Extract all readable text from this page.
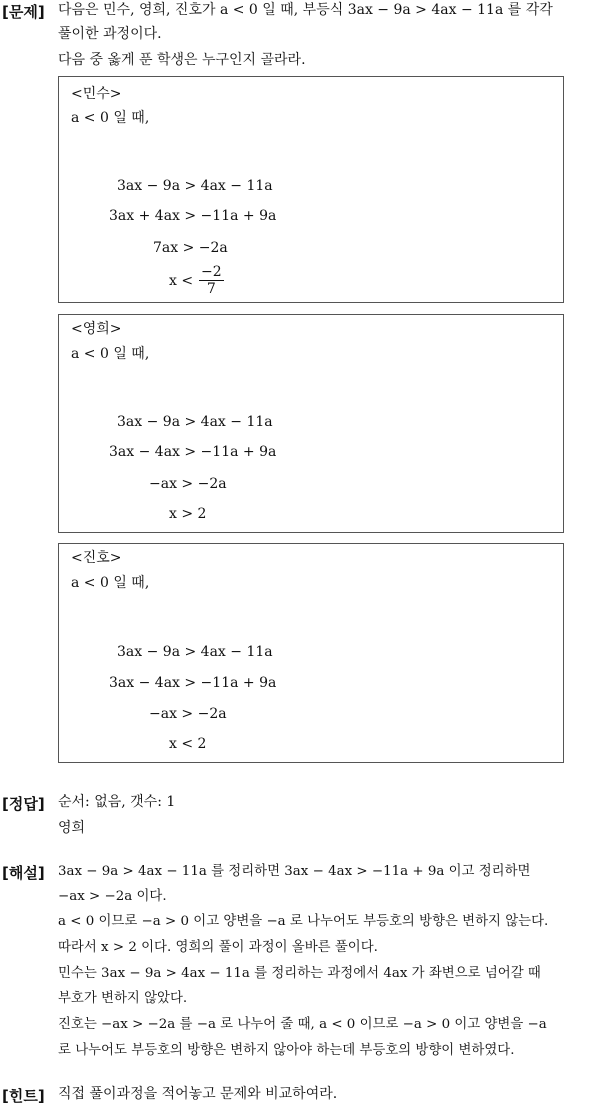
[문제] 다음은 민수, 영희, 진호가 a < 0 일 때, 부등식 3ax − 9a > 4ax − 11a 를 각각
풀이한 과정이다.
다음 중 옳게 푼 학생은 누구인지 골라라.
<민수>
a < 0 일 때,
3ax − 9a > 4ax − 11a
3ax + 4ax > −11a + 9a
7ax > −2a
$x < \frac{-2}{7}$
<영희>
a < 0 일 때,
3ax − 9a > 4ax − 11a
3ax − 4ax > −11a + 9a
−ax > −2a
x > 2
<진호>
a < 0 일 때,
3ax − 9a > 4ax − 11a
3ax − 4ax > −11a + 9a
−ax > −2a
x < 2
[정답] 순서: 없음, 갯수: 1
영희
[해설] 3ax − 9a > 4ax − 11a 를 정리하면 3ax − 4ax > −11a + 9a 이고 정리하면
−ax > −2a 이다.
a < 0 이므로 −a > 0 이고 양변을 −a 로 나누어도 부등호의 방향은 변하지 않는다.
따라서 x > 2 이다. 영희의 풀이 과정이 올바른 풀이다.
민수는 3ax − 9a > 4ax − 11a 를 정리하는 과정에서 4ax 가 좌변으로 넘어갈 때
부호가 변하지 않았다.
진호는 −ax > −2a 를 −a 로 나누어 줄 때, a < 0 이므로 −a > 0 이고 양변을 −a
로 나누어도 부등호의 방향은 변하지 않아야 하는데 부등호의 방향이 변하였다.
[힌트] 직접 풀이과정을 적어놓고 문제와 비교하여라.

******************************

* GOAL: Quote the material word for word, dropping any images it holds.

* EXERCISE RESULT:
Extract all readable text from this page.
[문제] 다음은 민수, 영희, 진호가 a < 0 일 때, 부등식 3ax − 9a > 4ax − 11a 를 각각
풀이한 과정이다.
다음 중 옳게 푼 학생은 누구인지 골라라.
<민수>
a < 0 일 때,
3ax − 9a > 4ax − 11a
3ax + 4ax > −11a + 9a
7ax > −2a
$x < \frac{-2}{7}$
<영희>
a < 0 일 때,
3ax − 9a > 4ax − 11a
3ax − 4ax > −11a + 9a
−ax > −2a
x > 2
<진호>
a < 0 일 때,
3ax − 9a > 4ax − 11a
3ax − 4ax > −11a + 9a
−ax > −2a
x < 2
[정답] 순서: 없음, 갯수: 1
영희
[해설] 3ax − 9a > 4ax − 11a 를 정리하면 3ax − 4ax > −11a + 9a 이고 정리하면
−ax > −2a 이다.
a < 0 이므로 −a > 0 이고 양변을 −a 로 나누어도 부등호의 방향은 변하지 않는다.
따라서 x > 2 이다. 영희의 풀이 과정이 올바른 풀이다.
민수는 3ax − 9a > 4ax − 11a 를 정리하는 과정에서 4ax 가 좌변으로 넘어갈 때
부호가 변하지 않았다.
진호는 −ax > −2a 를 −a 로 나누어 줄 때, a < 0 이므로 −a > 0 이고 양변을 −a
로 나누어도 부등호의 방향은 변하지 않아야 하는데 부등호의 방향이 변하였다.
[힌트] 직접 풀이과정을 적어놓고 문제와 비교하여라.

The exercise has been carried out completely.